### Records for the exercise

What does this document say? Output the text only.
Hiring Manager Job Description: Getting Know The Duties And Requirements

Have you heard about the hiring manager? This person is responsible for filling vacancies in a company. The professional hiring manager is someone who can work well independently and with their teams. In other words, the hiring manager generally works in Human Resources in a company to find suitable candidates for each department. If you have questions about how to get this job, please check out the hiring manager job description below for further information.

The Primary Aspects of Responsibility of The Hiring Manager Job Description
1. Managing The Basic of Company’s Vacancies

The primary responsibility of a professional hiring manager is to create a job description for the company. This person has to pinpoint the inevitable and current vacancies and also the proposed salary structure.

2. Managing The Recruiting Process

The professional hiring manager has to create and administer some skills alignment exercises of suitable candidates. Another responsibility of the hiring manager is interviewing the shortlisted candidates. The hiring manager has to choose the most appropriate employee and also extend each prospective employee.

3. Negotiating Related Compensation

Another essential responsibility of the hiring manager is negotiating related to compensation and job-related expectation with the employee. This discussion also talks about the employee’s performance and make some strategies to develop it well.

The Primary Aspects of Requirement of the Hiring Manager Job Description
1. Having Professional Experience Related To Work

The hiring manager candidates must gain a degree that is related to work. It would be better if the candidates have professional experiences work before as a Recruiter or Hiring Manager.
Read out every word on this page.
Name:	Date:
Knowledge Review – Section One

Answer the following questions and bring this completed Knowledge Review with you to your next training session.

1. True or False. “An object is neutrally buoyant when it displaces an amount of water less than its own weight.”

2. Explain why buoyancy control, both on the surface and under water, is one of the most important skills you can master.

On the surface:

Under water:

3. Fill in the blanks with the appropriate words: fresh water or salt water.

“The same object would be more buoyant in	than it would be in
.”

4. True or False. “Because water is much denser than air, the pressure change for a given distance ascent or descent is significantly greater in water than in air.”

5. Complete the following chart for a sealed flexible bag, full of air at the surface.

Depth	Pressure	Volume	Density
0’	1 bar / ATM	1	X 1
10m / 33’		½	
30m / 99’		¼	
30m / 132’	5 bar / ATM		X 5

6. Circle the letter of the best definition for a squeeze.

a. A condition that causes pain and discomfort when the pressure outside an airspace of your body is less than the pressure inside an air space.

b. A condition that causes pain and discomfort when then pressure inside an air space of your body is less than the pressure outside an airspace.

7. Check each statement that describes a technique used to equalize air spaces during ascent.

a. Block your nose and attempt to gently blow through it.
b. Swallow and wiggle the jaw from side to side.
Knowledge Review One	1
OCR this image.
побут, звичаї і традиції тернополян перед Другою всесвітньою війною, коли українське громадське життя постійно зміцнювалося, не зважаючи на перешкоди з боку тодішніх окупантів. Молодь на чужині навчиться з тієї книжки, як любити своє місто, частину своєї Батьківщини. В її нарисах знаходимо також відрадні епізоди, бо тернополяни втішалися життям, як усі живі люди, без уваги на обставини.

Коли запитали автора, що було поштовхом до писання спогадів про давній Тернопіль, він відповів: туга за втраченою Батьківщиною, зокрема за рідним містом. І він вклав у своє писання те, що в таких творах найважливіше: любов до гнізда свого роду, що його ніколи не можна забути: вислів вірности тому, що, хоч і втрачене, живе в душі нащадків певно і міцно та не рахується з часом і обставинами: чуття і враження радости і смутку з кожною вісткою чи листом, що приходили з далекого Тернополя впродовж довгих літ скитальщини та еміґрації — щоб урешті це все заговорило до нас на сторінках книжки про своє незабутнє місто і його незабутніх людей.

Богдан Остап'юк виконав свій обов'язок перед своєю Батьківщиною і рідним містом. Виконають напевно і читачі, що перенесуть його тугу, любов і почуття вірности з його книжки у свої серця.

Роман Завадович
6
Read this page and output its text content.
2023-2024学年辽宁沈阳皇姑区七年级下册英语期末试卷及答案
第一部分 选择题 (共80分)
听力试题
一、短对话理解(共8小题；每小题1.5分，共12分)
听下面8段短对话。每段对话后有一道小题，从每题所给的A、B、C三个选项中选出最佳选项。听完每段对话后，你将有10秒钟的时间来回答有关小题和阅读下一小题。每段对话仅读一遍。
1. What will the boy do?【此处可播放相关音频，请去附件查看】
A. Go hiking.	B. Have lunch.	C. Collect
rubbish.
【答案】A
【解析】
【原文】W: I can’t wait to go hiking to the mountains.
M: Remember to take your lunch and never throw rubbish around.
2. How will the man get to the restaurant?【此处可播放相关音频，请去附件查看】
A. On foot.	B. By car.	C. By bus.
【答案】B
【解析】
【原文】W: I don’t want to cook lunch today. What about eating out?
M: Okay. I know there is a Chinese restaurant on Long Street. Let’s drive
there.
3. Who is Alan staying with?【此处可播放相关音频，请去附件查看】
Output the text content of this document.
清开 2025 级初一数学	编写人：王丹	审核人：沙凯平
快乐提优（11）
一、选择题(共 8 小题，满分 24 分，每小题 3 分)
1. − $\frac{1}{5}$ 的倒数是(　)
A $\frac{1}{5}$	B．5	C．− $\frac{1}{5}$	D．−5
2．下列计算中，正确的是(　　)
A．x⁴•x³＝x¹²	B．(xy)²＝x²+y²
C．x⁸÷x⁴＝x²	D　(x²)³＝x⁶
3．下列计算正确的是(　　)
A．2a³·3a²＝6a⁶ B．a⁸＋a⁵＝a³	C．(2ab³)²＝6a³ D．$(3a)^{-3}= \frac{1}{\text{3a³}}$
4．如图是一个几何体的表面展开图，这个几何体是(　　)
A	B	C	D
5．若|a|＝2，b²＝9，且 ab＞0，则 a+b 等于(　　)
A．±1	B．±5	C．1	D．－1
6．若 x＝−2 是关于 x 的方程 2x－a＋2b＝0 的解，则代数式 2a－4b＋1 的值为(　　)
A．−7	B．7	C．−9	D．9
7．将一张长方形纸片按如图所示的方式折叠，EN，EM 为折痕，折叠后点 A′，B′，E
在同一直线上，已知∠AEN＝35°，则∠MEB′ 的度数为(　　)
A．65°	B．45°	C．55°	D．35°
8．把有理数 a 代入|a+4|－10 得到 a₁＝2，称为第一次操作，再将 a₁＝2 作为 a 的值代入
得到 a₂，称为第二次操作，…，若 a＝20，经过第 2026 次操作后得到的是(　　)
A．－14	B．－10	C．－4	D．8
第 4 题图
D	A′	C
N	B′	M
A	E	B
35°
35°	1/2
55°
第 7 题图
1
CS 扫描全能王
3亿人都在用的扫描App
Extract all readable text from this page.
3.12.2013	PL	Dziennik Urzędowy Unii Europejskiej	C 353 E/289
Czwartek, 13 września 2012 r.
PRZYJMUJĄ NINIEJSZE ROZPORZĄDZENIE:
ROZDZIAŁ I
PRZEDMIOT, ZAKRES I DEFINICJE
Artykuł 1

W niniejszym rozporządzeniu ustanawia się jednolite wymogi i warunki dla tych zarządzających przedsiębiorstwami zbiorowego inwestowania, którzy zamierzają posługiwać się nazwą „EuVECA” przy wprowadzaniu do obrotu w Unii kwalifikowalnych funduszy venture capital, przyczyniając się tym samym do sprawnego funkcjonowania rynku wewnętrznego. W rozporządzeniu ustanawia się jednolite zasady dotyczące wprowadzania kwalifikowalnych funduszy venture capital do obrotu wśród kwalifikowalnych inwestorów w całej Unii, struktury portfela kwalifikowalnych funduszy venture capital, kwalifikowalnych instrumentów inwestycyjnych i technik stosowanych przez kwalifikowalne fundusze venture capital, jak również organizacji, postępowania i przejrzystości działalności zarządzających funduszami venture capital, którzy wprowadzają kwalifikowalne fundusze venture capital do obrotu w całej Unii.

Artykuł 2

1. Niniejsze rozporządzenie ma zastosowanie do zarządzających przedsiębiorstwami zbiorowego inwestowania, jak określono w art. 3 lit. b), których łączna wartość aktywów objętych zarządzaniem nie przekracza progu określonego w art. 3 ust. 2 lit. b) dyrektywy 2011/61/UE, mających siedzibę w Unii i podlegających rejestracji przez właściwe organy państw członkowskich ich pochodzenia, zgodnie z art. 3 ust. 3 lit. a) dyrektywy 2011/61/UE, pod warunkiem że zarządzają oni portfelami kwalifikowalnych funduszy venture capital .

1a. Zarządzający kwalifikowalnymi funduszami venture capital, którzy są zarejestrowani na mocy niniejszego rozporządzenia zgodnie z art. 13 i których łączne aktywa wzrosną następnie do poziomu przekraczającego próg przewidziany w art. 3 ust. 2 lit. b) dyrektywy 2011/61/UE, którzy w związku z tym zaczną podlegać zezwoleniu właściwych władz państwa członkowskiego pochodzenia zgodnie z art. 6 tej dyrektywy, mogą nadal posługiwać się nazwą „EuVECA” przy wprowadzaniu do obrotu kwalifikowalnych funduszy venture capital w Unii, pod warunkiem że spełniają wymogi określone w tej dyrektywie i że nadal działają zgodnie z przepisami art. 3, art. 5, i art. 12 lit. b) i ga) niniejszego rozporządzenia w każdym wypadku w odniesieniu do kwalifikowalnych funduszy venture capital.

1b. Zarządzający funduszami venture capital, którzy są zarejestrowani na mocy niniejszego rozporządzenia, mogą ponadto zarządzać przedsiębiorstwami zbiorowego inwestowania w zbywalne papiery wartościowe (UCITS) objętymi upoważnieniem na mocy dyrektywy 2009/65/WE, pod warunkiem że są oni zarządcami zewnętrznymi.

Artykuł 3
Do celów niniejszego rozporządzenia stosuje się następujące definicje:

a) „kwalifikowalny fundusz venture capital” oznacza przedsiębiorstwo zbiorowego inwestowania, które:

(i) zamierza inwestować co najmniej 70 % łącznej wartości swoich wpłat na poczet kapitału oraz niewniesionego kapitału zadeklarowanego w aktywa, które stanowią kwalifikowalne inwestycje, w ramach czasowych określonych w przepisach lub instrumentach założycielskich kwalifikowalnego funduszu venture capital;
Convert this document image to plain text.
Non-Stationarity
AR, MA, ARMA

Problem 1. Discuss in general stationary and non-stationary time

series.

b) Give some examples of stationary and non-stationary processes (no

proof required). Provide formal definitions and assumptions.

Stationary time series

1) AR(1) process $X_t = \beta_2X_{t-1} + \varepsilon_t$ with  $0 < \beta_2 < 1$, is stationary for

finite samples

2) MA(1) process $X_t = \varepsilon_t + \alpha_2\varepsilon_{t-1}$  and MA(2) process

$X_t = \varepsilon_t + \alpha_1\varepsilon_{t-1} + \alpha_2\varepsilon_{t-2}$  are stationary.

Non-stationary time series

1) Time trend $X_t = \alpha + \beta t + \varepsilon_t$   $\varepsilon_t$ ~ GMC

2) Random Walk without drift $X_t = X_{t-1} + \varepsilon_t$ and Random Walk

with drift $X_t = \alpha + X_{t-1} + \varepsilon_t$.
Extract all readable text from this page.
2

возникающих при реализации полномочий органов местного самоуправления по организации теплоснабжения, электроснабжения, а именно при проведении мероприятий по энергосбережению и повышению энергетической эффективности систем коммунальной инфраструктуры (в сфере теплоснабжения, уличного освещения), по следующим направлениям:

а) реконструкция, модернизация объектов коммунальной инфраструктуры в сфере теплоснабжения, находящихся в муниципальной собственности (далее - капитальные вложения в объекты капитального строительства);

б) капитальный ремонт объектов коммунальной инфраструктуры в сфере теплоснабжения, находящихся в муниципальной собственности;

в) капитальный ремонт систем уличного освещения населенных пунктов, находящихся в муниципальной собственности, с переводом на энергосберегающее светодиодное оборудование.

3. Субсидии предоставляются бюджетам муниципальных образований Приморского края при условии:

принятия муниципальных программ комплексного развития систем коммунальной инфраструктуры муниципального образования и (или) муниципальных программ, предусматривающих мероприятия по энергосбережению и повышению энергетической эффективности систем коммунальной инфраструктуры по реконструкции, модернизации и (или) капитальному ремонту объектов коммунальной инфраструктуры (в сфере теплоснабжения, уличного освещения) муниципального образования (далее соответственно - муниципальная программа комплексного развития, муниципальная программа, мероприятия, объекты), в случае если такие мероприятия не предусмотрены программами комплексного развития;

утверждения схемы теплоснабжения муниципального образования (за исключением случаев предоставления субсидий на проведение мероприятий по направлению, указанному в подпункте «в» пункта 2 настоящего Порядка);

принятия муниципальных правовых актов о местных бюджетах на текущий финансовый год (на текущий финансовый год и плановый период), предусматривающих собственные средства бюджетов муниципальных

######

From the listing above, copy every line that holds the string "What".

- Answer
What does this document say? Output the text only.
1. What will the boy do?【此处可播放相关音频，请去附件查看】
【原文】W: I don’t want to cook lunch today. What about eating out?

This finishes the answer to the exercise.